[CK-Tile] add persistent async input scheduler parameters to kernel device-side and host-side args #3520

tenpercent · 2026-01-06T23:40:29Z

Proposed changes

This will allow in future to implement a tile partitioner and instantiate a kernel parameterized by such partitioner on pytorch side

The future client side here

Summary

Add PersistentAsyncInputScheduler struct for signal-based synchronization in persistent GEMM kernel
Implement signal wait logic using modulo wraparound (matching PyTorch's AsyncMM)
Add wait_eq_wave method with power-saving sleep for efficient busy-waiting
Add GTest unit tests covering all layout combinations

Description

This PR implements signal-based synchronization for the persistent GEMM kernel, enabling async input streaming use cases where input data arrives in chunks.

[Item position entries]

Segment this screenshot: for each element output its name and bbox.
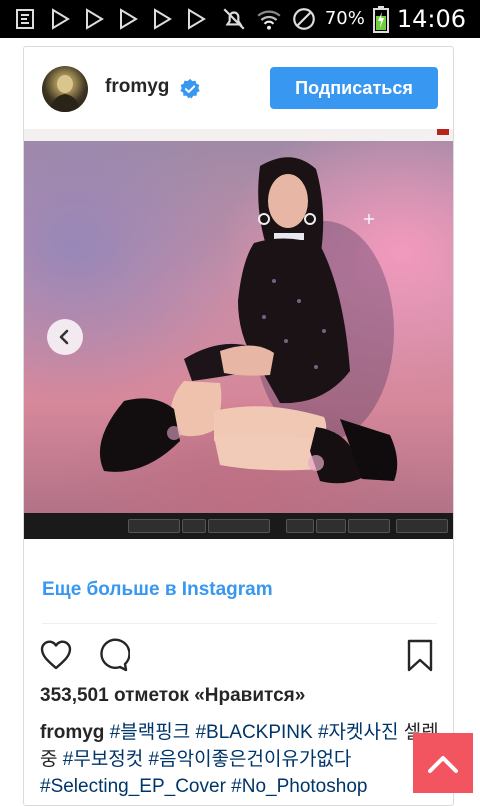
more-on-instagram-link[interactable]: Еще больше в Instagram: [42, 579, 273, 601]
scroll-to-top-button[interactable]: [413, 733, 473, 793]
chevron-up-icon: [428, 756, 458, 773]
notification-icon: [16, 9, 34, 29]
play-store-icon: [154, 8, 172, 30]
mute-icon: [223, 8, 245, 30]
caption-username[interactable]: fromyg: [40, 722, 104, 743]
photo-subject: [99, 157, 398, 484]
hashtag[interactable]: #블랙핑크: [110, 722, 191, 743]
wifi-icon: [257, 10, 281, 30]
hashtag[interactable]: #No_Photoshop: [231, 776, 367, 797]
photo-top-strip: [24, 129, 453, 141]
play-store-icon: [86, 8, 104, 30]
post-actions: [24, 635, 453, 675]
hashtag[interactable]: #자켓사진: [318, 722, 399, 743]
carousel-previous-button[interactable]: [47, 319, 83, 355]
status-bar-left: [14, 6, 208, 32]
clock: 14:06: [396, 5, 466, 33]
no-sim-icon: [292, 8, 315, 30]
instagram-post-card: fromyg Подписаться Еще больше в Instagra…: [23, 46, 454, 806]
likes-count[interactable]: 353,501 отметок «Нравится»: [40, 685, 305, 707]
play-store-icon: [52, 8, 70, 30]
toolbar-cell: [316, 519, 346, 533]
bookmark-icon[interactable]: [402, 637, 438, 673]
photo-editor-toolbar: [24, 513, 453, 539]
hashtag[interactable]: #음악이좋은건이유가없다: [149, 749, 352, 770]
chevron-left-icon: [59, 329, 69, 345]
play-store-icon: [120, 8, 138, 30]
avatar[interactable]: [42, 66, 88, 112]
hashtag[interactable]: #BLACKPINK: [195, 722, 312, 743]
photo-corner-marker: [437, 129, 449, 135]
photo-image: [24, 141, 453, 513]
hashtag[interactable]: #무보정컷: [63, 749, 144, 770]
hashtag[interactable]: #Selecting_EP_Cover: [40, 776, 226, 797]
follow-button[interactable]: Подписаться: [270, 67, 438, 109]
play-store-icon: [188, 8, 206, 30]
comment-icon[interactable]: [94, 637, 130, 673]
battery-percentage: 70%: [324, 8, 365, 29]
status-bar-right: 70% 14:06: [221, 4, 466, 34]
verified-badge-icon: [180, 78, 200, 99]
post-username[interactable]: fromyg: [105, 76, 169, 98]
post-photo[interactable]: [24, 129, 453, 539]
divider: [42, 623, 437, 624]
battery-icon: [372, 6, 389, 33]
toolbar-cell: [208, 519, 270, 533]
heart-icon[interactable]: [38, 637, 74, 673]
toolbar-cell: [182, 519, 206, 533]
toolbar-cell: [396, 519, 448, 533]
status-bar: 70% 14:06: [0, 0, 480, 38]
avatar-figure: [50, 75, 80, 112]
toolbar-cell: [286, 519, 314, 533]
toolbar-cell: [348, 519, 390, 533]
toolbar-cell: [128, 519, 180, 533]
post-caption: fromyg #블랙핑크 #BLACKPINK #자켓사진 셀렉중 #무보정컷 …: [40, 719, 440, 800]
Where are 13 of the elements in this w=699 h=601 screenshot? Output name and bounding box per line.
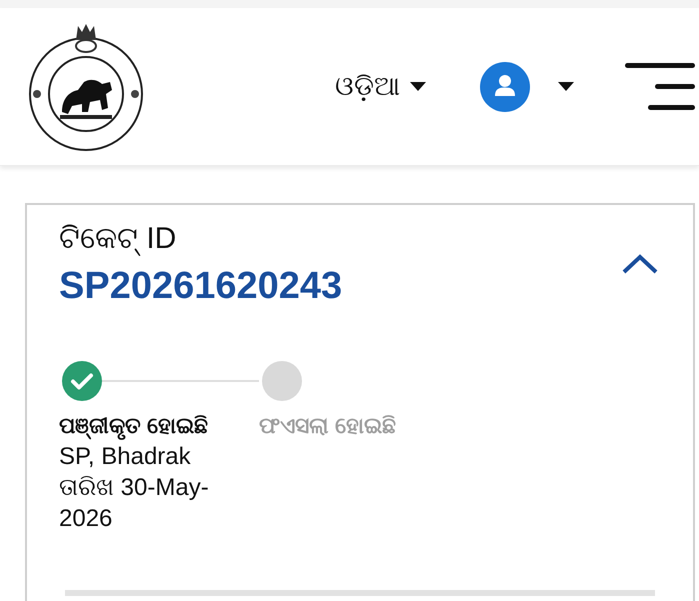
ticket-label: ଟିକେଟ୍ ID (59, 221, 178, 258)
step-detail: SP, Bhadrak (59, 442, 192, 472)
user-menu-button[interactable] (480, 62, 574, 112)
caret-icon (558, 82, 574, 91)
language-dropdown[interactable]: ଓଡ଼ିଆ (335, 73, 426, 100)
step-detail: ତାରିଖ 30-May-2026 (59, 473, 210, 534)
step-title: ଫଏସଲା ହୋଇଛି (259, 412, 398, 440)
menu-icon[interactable] (625, 62, 695, 110)
chevron-up-icon[interactable] (621, 253, 659, 275)
user-avatar-icon (480, 62, 530, 112)
caret-icon (410, 82, 426, 91)
step-title: ପଞ୍ଜୀକୃତ ହୋଇଛି (59, 412, 210, 441)
ticket-id: SP20261620243 (59, 264, 342, 309)
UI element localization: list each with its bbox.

● **Required actions**:
1. Copy the pull request text from "This will allow" to "arrives in chunks.".
2. Answer these questions using the pull request text:
(a) Which method adds a power-saving sleep for efficient busy-waiting?
(b) What technique does the signal wait logic use to match PyTorch's AsyncMM?
(c) What use case does the signal-based synchronization enable?

● **Expected responses**:
1.
This will allow in future to implement a tile partitioner and instantiate a kernel parameterized by such partitioner on pytorch side

The future client side here

Summary

Add PersistentAsyncInputScheduler struct for signal-based synchronization in persistent GEMM kernel
Implement signal wait logic using modulo wraparound (matching PyTorch's AsyncMM)
Add wait_eq_wave method with power-saving sleep for efficient busy-waiting
Add GTest unit tests covering all layout combinations

Description

This PR implements signal-based synchronization for the persistent GEMM kernel, enabling async input streaming use cases where input data arrives in chunks.

2.
(a) The wait_eq_wave method.
(b) Modulo wraparound.
(c) Async input streaming, where input data arrives in chunks.